TASK TO CARRY OUT
Count the lines that hold the string "frac". Reply with the number alone.
--- start of SUPPLIED DATA ---
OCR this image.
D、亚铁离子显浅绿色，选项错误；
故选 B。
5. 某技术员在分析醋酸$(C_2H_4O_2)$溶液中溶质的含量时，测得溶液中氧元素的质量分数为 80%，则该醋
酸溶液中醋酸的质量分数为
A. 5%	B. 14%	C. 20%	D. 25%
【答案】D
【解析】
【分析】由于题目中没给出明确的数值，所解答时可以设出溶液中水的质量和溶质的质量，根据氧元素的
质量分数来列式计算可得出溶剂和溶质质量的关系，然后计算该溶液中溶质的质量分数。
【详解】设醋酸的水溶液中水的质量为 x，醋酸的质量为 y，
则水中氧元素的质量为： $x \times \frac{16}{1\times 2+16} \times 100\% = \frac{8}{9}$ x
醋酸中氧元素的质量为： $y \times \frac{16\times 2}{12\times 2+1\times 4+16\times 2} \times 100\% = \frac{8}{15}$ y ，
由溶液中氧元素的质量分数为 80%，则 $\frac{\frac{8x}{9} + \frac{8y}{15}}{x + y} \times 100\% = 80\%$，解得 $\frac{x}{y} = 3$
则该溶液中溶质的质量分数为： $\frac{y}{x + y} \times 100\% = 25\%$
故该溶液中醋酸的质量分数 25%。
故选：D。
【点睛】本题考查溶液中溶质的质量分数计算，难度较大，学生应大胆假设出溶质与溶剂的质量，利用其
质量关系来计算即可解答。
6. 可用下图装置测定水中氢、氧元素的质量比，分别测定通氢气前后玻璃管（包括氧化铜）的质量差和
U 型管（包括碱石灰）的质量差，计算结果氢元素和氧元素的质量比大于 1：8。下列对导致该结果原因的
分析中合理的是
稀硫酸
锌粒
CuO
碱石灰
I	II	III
--- end of SUPPLIED DATA ---
REPLY
4